• AIM OF THE EXERCISE:
Without changing a character, return the entries, but not the images they hold.

[Data items]
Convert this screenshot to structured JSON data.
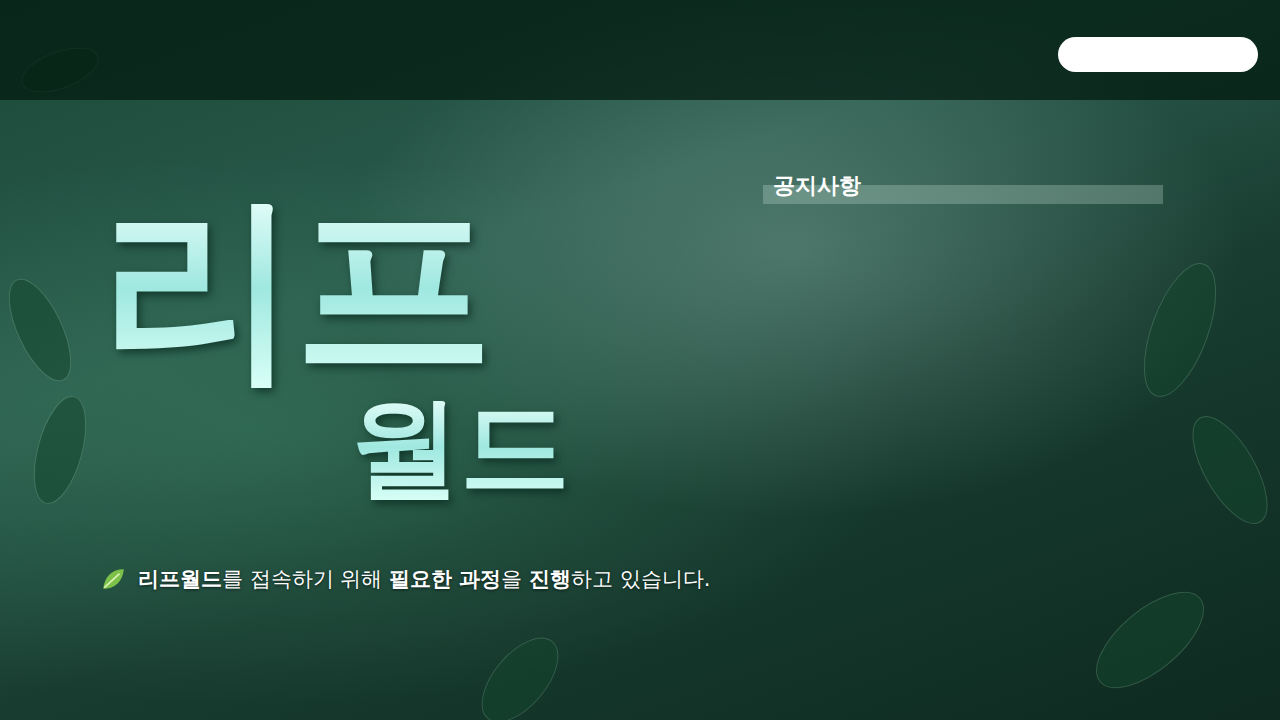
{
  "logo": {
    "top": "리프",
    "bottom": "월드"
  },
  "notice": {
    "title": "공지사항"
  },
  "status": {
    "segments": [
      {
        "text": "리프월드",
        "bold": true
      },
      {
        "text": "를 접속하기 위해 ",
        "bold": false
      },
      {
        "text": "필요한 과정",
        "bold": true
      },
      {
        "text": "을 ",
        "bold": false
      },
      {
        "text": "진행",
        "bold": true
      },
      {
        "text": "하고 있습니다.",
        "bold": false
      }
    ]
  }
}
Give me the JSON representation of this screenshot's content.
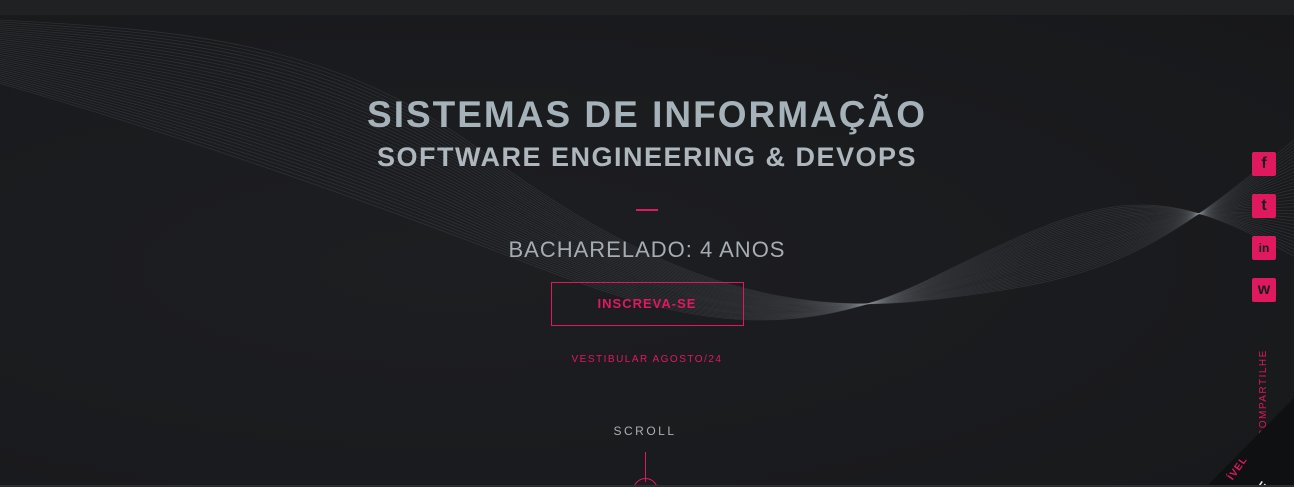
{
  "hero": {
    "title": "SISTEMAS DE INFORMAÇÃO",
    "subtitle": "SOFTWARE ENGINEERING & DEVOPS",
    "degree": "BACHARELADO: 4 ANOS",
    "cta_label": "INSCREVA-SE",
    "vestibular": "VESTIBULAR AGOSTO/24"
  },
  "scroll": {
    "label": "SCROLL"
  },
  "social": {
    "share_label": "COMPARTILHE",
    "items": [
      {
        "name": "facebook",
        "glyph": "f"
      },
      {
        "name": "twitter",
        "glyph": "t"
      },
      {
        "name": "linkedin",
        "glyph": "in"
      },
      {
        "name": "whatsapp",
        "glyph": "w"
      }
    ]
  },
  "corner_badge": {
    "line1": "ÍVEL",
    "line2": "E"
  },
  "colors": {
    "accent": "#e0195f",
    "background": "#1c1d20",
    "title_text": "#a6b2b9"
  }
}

• TASK RESPONSE:
Convert this screenshot to structured JSON data.
{
  "logo": {
    "top": "리프",
    "bottom": "월드"
  },
  "notice": {
    "title": "공지사항"
  },
  "status": {
    "segments": [
      {
        "text": "리프월드",
        "bold": true
      },
      {
        "text": "를 접속하기 위해 ",
        "bold": false
      },
      {
        "text": "필요한 과정",
        "bold": true
      },
      {
        "text": "을 ",
        "bold": false
      },
      {
        "text": "진행",
        "bold": true
      },
      {
        "text": "하고 있습니다.",
        "bold": false
      }
    ]
  }
}
Give me the JSON representation of this screenshot's content.
{
  "hero": {
    "title": "SISTEMAS DE INFORMAÇÃO",
    "subtitle": "SOFTWARE ENGINEERING & DEVOPS",
    "degree": "BACHARELADO: 4 ANOS",
    "cta_label": "INSCREVA-SE",
    "vestibular": "VESTIBULAR AGOSTO/24"
  },
  "scroll": {
    "label": "SCROLL"
  },
  "social": {
    "share_label": "COMPARTILHE",
    "items": [
      {
        "name": "facebook",
        "glyph": "f"
      },
      {
        "name": "twitter",
        "glyph": "t"
      },
      {
        "name": "linkedin",
        "glyph": "in"
      },
      {
        "name": "whatsapp",
        "glyph": "w"
      }
    ]
  },
  "corner_badge": {
    "line1": "ÍVEL",
    "line2": "E"
  },
  "colors": {
    "accent": "#e0195f",
    "background": "#1c1d20",
    "title_text": "#a6b2b9"
  }
}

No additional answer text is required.